Prompt: Take the line containing "Output a JSON" and every line after it to the end of the records, and copy them exactly, leaving out pictures.

[A run of records]

__________________________________________________

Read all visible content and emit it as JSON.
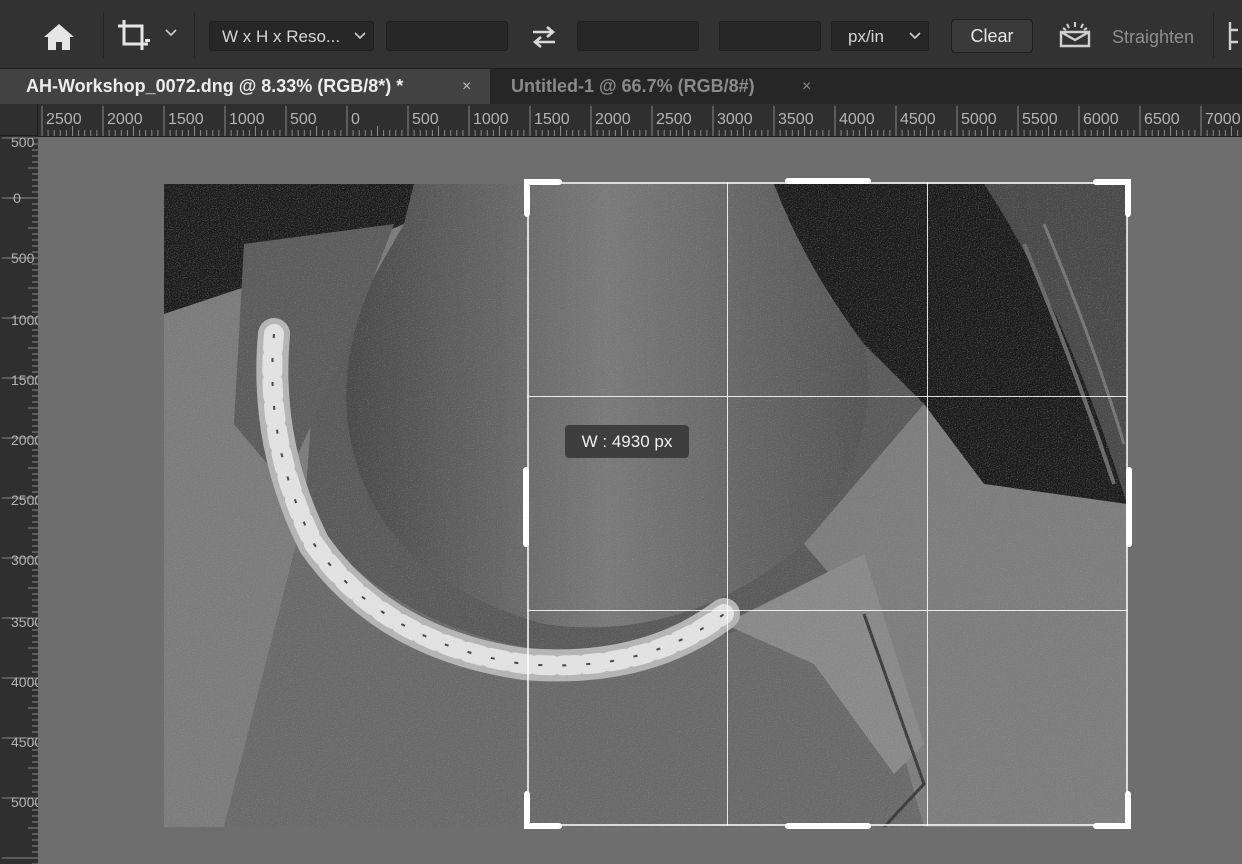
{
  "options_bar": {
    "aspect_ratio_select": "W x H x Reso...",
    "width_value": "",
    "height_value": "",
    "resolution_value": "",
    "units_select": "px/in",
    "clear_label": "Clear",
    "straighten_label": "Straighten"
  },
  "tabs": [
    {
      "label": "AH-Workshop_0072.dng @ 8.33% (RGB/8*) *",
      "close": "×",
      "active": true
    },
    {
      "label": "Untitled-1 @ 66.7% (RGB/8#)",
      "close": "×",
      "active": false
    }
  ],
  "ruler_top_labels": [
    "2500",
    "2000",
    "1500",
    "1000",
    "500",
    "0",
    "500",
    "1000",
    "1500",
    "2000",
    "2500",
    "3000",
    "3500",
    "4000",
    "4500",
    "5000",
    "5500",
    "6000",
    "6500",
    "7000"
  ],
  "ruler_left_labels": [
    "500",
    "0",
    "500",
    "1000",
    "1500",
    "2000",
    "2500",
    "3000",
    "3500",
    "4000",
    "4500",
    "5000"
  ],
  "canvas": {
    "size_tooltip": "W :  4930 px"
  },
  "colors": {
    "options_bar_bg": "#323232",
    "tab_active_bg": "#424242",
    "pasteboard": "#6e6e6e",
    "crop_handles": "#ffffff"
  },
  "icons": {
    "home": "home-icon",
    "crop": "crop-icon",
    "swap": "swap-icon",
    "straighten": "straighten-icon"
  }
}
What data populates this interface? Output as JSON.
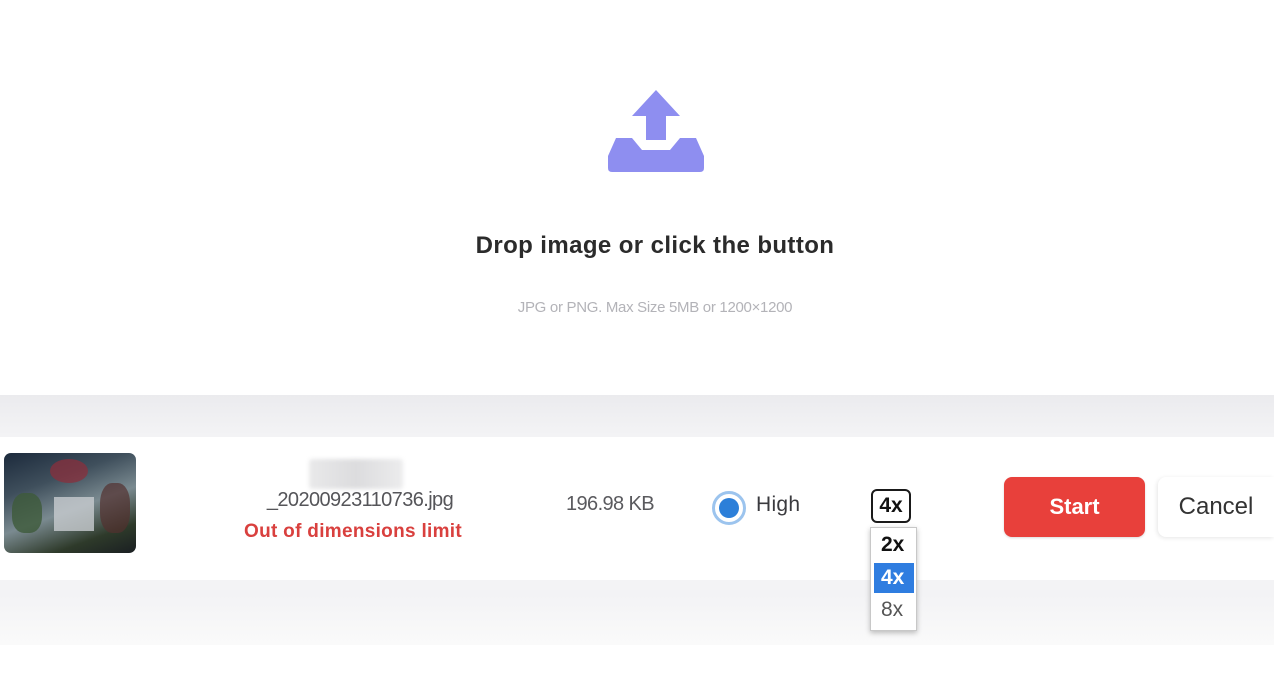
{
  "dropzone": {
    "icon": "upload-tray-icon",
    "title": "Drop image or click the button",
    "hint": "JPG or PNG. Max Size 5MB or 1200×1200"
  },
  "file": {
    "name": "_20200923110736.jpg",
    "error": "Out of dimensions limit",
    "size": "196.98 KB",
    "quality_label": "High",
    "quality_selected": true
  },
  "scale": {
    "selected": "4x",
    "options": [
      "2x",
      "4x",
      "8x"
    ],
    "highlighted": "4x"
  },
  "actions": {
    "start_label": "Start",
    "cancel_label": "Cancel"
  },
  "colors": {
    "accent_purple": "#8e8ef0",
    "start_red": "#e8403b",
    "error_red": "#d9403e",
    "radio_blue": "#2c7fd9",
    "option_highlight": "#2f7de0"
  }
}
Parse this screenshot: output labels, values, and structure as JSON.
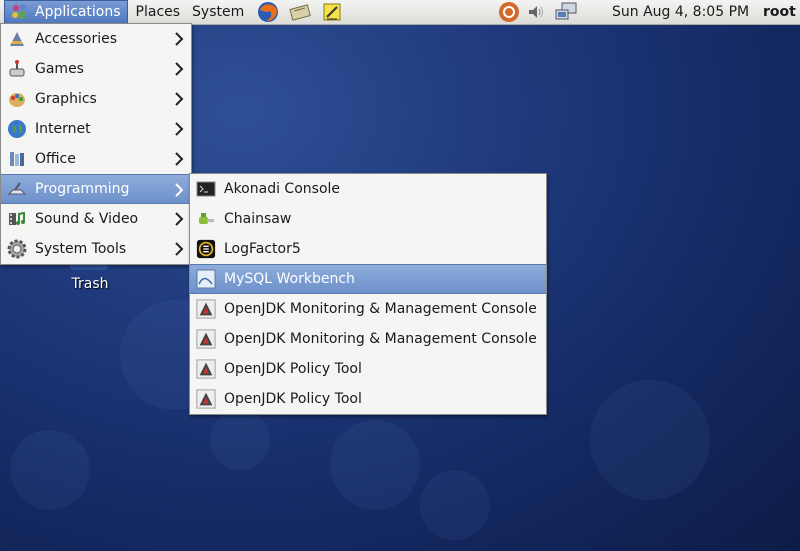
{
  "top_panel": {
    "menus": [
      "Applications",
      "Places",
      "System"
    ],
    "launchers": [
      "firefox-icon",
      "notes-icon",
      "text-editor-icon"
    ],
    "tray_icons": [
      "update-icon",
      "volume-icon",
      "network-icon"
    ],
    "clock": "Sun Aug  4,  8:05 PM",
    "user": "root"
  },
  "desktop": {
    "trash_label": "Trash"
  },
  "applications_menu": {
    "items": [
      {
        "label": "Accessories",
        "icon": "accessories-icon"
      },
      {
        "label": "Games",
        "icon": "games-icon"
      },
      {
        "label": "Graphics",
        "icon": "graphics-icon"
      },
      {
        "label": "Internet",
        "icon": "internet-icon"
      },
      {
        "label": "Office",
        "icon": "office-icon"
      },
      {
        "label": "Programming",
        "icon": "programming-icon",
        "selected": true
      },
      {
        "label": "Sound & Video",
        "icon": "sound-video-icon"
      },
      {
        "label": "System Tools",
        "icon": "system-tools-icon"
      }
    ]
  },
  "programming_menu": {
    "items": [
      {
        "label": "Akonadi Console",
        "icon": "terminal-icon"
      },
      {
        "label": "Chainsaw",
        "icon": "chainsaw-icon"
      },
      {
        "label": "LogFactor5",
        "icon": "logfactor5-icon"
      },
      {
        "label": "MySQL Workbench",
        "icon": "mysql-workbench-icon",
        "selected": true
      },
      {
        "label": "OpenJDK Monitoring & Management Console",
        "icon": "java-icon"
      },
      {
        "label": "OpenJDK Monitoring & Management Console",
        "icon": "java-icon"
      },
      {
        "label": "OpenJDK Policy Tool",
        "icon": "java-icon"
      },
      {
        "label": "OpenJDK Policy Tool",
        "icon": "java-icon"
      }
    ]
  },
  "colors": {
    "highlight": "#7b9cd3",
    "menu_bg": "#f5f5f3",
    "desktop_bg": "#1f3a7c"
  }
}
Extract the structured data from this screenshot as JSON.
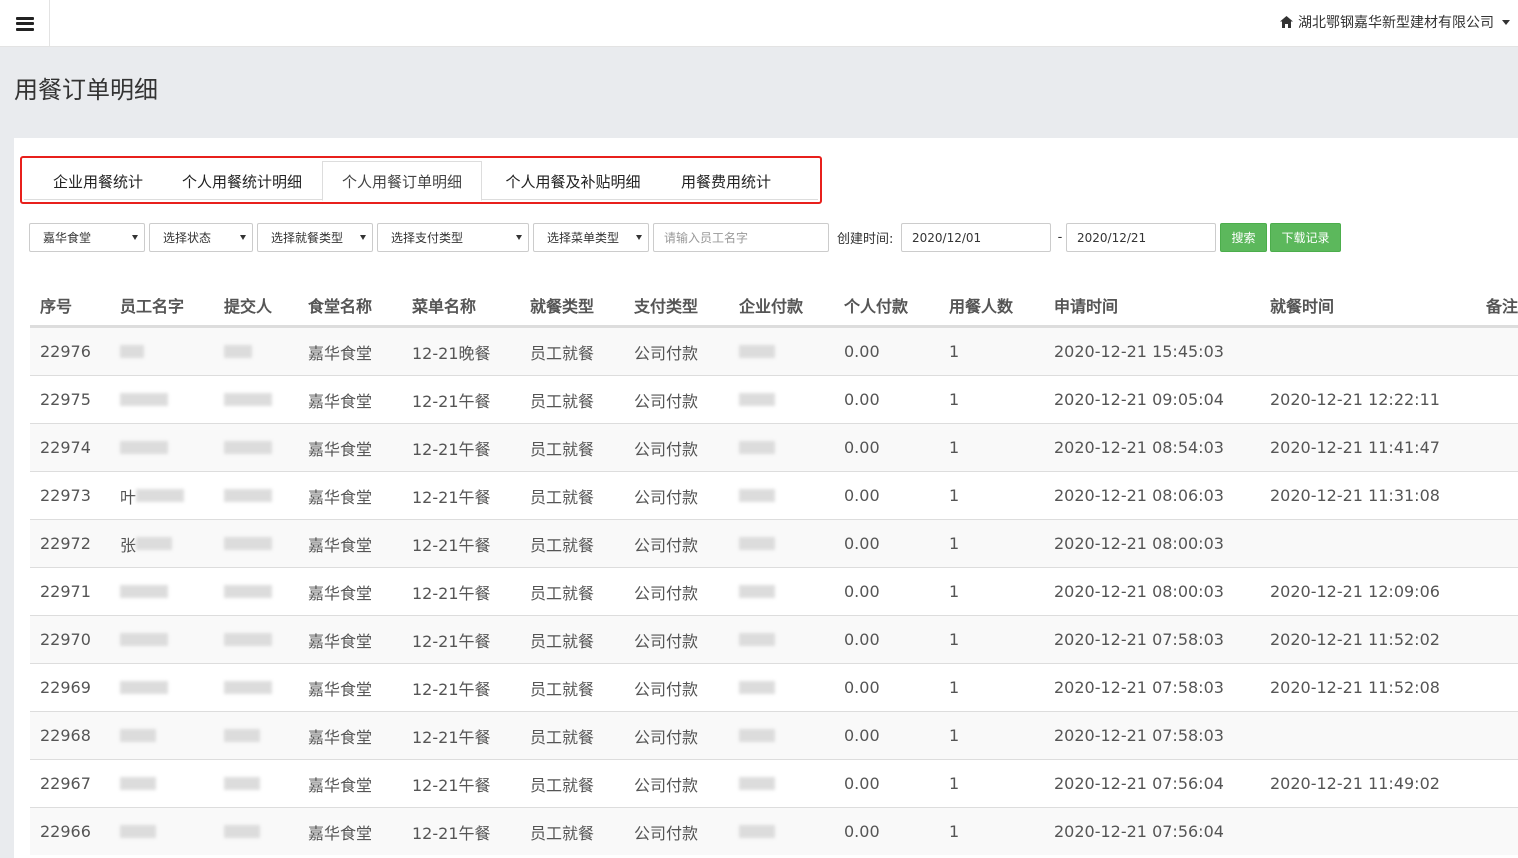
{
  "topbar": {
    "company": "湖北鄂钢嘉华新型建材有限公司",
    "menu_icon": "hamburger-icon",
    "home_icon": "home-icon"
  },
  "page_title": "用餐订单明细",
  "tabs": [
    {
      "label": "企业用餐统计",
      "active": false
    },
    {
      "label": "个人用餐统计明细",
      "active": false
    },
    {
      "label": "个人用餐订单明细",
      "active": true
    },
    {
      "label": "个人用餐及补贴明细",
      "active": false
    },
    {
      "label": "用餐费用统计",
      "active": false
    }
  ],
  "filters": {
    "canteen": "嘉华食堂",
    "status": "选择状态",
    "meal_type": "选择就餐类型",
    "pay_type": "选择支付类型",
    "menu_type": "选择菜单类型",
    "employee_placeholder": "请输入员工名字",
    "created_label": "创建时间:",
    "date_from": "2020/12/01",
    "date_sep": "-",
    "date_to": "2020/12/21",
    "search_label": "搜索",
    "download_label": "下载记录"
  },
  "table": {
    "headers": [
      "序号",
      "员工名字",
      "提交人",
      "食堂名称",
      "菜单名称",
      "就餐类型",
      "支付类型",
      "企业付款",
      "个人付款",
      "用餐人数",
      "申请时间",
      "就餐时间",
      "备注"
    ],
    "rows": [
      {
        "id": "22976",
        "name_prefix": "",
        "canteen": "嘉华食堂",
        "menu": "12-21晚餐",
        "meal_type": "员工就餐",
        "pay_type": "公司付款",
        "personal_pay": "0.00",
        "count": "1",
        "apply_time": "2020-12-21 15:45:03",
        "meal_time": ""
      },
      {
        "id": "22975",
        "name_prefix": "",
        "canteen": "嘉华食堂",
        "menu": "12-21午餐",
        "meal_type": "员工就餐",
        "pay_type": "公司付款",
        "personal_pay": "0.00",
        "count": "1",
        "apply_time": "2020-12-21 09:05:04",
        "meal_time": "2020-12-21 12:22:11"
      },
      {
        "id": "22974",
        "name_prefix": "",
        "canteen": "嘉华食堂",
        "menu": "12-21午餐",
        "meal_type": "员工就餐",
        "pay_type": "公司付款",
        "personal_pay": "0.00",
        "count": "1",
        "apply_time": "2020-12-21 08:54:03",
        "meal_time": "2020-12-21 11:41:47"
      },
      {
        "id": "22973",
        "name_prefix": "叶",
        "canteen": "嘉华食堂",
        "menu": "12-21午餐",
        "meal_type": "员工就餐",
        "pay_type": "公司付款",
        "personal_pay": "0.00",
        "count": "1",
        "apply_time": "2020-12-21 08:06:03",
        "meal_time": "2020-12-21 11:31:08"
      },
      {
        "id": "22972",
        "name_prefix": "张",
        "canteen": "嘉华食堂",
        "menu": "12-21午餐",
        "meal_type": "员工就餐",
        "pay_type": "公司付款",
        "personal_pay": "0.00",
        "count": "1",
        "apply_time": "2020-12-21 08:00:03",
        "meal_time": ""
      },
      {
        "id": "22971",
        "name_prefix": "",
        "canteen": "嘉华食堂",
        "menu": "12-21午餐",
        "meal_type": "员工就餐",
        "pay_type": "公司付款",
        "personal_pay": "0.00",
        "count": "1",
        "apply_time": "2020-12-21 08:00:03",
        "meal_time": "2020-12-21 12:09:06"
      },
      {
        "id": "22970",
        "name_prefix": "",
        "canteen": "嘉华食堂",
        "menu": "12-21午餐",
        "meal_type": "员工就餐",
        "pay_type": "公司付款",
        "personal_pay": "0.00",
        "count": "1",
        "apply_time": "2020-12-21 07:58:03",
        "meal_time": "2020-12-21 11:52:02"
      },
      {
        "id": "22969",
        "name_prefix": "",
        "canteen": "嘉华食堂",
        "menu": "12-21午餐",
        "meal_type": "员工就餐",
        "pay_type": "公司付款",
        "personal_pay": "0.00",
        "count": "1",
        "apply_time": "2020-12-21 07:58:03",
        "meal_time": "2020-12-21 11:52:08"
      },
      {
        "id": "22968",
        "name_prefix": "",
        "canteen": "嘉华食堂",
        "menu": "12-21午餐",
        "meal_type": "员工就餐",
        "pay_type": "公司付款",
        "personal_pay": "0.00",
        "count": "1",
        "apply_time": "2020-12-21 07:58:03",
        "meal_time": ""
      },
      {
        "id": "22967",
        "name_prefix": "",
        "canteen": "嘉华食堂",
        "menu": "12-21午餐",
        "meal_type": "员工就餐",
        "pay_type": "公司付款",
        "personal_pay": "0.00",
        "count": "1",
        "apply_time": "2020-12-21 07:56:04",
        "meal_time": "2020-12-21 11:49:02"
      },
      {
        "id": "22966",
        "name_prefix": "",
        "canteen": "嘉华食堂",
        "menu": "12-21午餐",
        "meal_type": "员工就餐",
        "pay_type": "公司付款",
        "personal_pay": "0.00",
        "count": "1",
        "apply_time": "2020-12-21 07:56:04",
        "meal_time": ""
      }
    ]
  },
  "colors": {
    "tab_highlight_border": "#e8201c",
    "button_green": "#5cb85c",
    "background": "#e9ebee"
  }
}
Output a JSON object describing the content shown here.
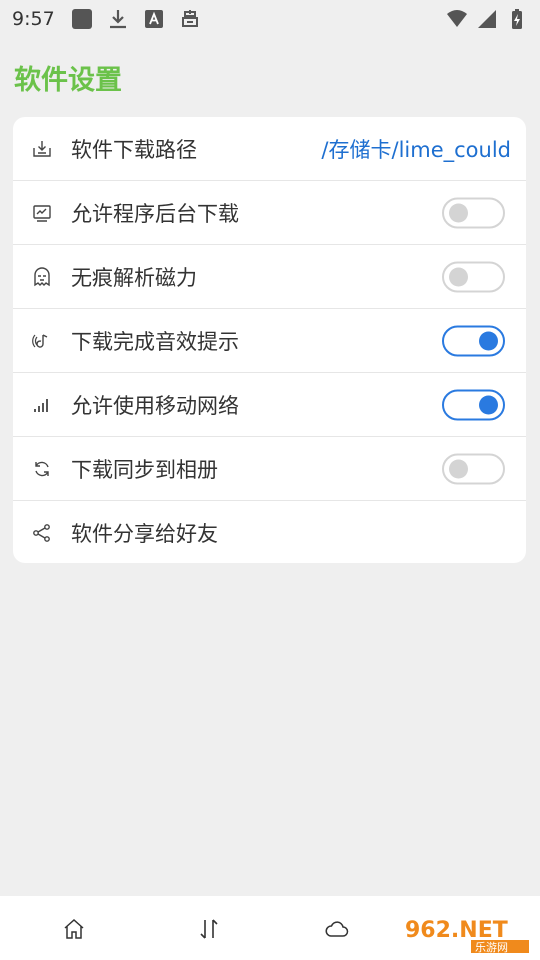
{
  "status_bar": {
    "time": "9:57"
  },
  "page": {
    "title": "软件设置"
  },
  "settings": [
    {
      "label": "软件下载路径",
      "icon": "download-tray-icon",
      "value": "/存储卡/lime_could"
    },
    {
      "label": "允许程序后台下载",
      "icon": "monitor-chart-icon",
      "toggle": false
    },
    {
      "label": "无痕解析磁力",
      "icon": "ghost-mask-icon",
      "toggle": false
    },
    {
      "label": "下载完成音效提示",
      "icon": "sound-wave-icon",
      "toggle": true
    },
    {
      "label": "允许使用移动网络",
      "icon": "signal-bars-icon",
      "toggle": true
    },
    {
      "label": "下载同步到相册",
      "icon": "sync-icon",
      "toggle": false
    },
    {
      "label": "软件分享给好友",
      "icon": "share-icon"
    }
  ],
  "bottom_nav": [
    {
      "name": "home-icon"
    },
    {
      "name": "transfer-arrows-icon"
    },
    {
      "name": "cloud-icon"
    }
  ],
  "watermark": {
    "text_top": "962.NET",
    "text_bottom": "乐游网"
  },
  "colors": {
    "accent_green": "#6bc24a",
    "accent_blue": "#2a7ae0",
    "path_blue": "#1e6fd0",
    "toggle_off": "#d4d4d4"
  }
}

__________________________________________________

Response:
Output a JSON object describing the content shown here.
{
  "status_bar": {
    "time": "9:57"
  },
  "page": {
    "title": "软件设置"
  },
  "settings": [
    {
      "label": "软件下载路径",
      "icon": "download-tray-icon",
      "value": "/存储卡/lime_could"
    },
    {
      "label": "允许程序后台下载",
      "icon": "monitor-chart-icon",
      "toggle": false
    },
    {
      "label": "无痕解析磁力",
      "icon": "ghost-mask-icon",
      "toggle": false
    },
    {
      "label": "下载完成音效提示",
      "icon": "sound-wave-icon",
      "toggle": true
    },
    {
      "label": "允许使用移动网络",
      "icon": "signal-bars-icon",
      "toggle": true
    },
    {
      "label": "下载同步到相册",
      "icon": "sync-icon",
      "toggle": false
    },
    {
      "label": "软件分享给好友",
      "icon": "share-icon"
    }
  ],
  "bottom_nav": [
    {
      "name": "home-icon"
    },
    {
      "name": "transfer-arrows-icon"
    },
    {
      "name": "cloud-icon"
    }
  ],
  "watermark": {
    "text_top": "962.NET",
    "text_bottom": "乐游网"
  },
  "colors": {
    "accent_green": "#6bc24a",
    "accent_blue": "#2a7ae0",
    "path_blue": "#1e6fd0",
    "toggle_off": "#d4d4d4"
  }
}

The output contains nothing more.